▸ What is expected
For each entry, restate it word for word while omitting any image it holds.

(Items from a figure collection)
================
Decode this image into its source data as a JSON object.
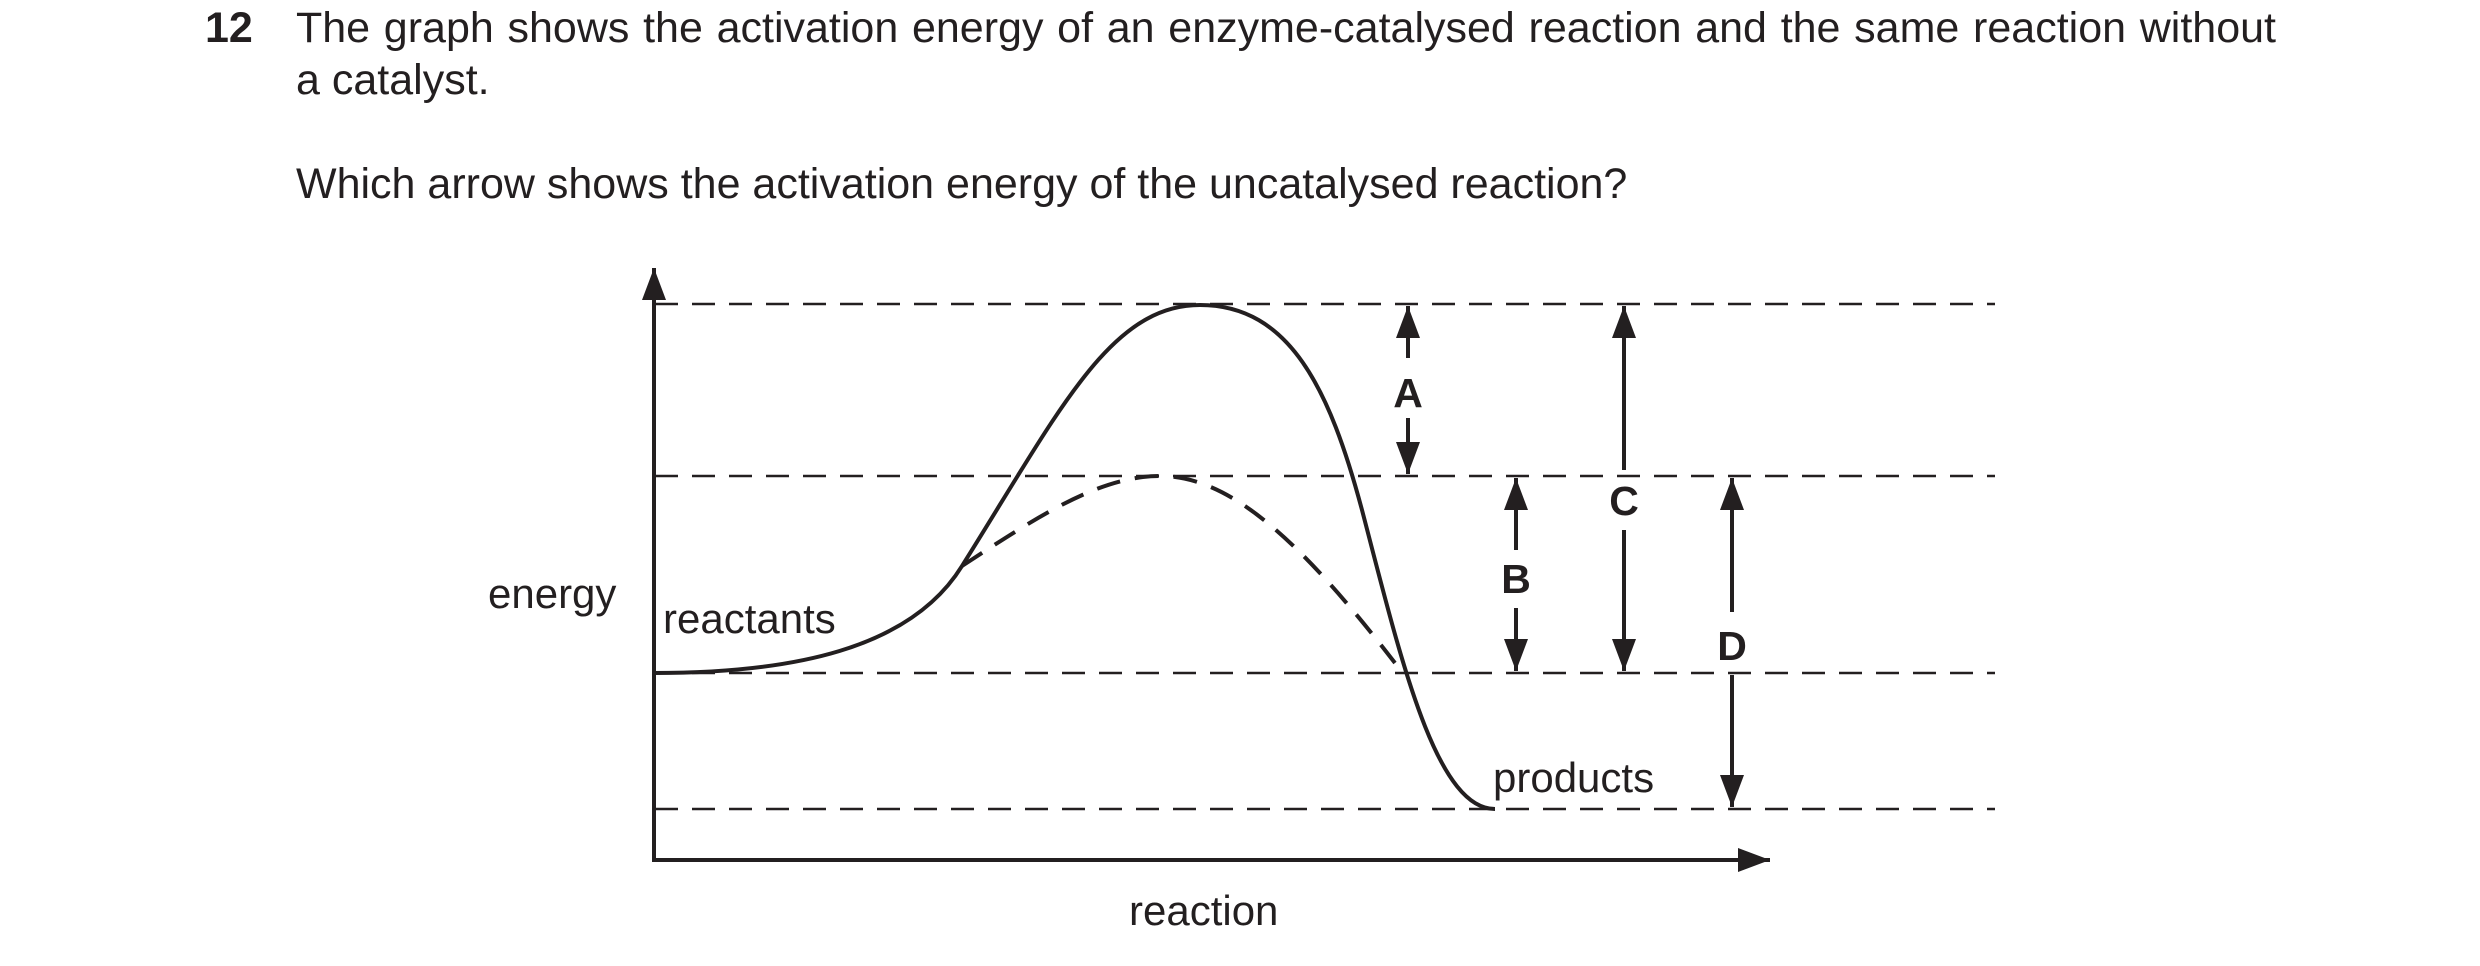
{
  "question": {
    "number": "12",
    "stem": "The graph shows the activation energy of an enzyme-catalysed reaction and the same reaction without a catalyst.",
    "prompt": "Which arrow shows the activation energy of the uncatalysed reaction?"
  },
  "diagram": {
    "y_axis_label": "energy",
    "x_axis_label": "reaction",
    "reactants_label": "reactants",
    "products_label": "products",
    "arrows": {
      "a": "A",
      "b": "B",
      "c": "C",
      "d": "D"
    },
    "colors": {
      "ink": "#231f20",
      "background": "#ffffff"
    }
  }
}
================
▸ Task answer
Decode this image into its source data as a JSON object.
{
  "question": {
    "number": "12",
    "stem": "The graph shows the activation energy of an enzyme-catalysed reaction and the same reaction without a catalyst.",
    "prompt": "Which arrow shows the activation energy of the uncatalysed reaction?"
  },
  "diagram": {
    "y_axis_label": "energy",
    "x_axis_label": "reaction",
    "reactants_label": "reactants",
    "products_label": "products",
    "arrows": {
      "a": "A",
      "b": "B",
      "c": "C",
      "d": "D"
    },
    "colors": {
      "ink": "#231f20",
      "background": "#ffffff"
    }
  }
}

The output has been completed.